** What the exercise asks **
Using the records provided below, locate and copy each line that contains the word "this".

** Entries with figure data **
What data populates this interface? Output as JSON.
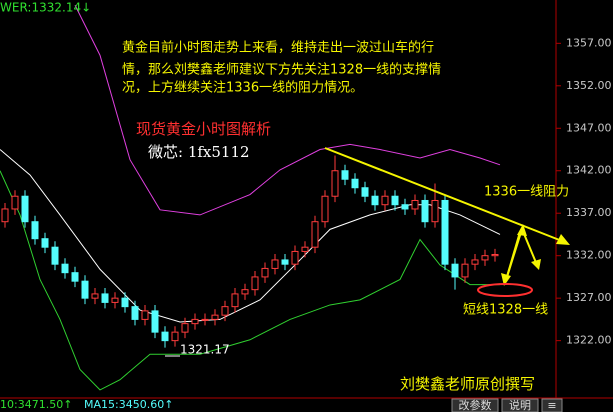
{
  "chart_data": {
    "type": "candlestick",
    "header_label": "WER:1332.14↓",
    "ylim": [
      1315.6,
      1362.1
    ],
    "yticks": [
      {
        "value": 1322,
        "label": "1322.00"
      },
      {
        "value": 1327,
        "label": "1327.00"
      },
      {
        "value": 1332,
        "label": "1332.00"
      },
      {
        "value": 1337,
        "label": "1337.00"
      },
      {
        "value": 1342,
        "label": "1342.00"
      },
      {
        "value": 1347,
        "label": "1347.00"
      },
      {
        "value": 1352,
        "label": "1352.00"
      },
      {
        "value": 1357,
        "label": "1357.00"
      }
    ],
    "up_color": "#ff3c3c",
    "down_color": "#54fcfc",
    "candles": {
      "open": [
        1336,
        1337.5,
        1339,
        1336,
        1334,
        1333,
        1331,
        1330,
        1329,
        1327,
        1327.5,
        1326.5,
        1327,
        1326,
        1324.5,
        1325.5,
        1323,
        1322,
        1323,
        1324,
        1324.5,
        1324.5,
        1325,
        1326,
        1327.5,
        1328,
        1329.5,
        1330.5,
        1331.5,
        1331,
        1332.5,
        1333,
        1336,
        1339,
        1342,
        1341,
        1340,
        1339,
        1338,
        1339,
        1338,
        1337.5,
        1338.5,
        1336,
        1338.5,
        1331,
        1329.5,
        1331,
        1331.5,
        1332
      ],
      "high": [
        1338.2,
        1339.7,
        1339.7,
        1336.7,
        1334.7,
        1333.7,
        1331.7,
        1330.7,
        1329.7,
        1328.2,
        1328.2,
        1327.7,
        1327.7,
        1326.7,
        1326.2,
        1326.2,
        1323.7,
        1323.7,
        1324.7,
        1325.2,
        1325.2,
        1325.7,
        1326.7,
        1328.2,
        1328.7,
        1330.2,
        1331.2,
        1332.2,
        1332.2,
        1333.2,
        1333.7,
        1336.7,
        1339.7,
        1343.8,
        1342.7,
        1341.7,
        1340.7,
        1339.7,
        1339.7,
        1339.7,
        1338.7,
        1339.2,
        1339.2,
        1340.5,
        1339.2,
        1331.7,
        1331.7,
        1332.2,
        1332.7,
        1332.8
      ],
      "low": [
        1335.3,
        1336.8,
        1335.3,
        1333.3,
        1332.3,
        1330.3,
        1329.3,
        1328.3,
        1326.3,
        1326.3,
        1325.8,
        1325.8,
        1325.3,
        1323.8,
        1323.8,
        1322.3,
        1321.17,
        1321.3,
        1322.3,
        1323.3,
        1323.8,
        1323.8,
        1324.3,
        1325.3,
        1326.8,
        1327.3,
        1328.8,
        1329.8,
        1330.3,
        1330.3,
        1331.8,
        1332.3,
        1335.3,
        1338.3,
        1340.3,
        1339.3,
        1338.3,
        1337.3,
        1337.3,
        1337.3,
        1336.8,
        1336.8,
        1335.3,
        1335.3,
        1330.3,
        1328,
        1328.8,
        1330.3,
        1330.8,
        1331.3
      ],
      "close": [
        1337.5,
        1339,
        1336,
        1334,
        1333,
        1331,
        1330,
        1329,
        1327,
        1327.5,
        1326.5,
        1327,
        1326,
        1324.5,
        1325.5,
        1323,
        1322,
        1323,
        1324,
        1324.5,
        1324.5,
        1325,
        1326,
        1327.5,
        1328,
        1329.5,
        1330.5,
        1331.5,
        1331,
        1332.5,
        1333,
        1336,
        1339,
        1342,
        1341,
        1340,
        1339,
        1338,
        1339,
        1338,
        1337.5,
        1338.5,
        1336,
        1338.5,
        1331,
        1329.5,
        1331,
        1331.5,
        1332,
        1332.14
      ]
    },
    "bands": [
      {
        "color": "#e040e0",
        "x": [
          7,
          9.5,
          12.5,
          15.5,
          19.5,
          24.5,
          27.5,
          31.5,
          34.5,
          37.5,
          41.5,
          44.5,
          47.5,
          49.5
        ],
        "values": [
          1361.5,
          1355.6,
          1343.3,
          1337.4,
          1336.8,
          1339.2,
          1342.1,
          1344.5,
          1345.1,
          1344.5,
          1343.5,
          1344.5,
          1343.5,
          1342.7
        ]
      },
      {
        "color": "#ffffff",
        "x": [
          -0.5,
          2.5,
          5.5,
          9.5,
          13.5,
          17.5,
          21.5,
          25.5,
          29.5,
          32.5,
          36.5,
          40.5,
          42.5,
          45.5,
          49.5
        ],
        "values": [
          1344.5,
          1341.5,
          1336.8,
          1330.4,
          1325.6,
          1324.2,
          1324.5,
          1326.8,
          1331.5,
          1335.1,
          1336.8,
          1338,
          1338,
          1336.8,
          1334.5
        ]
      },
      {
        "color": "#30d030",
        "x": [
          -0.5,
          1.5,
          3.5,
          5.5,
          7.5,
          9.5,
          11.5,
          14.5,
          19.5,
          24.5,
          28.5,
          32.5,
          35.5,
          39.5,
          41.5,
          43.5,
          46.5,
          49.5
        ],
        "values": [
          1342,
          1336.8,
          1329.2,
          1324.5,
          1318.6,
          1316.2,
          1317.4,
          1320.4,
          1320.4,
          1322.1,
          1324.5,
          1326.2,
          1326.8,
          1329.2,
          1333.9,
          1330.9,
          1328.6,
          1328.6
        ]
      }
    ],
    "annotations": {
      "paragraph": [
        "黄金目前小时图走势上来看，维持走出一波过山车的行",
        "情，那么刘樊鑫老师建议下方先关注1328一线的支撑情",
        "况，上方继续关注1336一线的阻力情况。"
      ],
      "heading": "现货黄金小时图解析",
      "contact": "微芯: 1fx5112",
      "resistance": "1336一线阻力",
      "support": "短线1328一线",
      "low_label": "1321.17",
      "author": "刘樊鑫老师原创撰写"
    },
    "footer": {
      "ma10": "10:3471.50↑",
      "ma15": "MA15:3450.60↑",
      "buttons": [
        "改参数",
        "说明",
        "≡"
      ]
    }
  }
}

==

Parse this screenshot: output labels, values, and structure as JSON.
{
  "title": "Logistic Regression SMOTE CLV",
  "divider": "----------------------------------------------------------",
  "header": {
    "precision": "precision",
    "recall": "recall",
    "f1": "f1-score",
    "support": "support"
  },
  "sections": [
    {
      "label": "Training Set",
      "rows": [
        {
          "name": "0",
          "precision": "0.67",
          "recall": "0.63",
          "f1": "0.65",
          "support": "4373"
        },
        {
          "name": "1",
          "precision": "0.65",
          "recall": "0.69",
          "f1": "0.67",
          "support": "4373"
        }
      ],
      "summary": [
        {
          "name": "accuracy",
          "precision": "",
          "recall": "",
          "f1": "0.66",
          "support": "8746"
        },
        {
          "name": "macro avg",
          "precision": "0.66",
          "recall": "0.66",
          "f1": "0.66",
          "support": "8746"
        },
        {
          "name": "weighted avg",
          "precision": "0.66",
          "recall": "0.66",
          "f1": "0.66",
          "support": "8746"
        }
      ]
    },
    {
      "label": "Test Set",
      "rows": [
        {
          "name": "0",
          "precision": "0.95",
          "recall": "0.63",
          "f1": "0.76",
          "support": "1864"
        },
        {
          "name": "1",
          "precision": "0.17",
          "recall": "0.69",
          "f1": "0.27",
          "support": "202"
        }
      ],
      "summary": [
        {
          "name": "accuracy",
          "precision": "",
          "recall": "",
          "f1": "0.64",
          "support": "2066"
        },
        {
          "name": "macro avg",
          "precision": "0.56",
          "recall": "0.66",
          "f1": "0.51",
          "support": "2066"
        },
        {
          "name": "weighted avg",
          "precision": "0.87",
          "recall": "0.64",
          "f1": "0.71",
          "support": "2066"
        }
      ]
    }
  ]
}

** Written response **
What data populates this interface? Output as JSON.
Parse this screenshot: output labels, values, and structure as JSON.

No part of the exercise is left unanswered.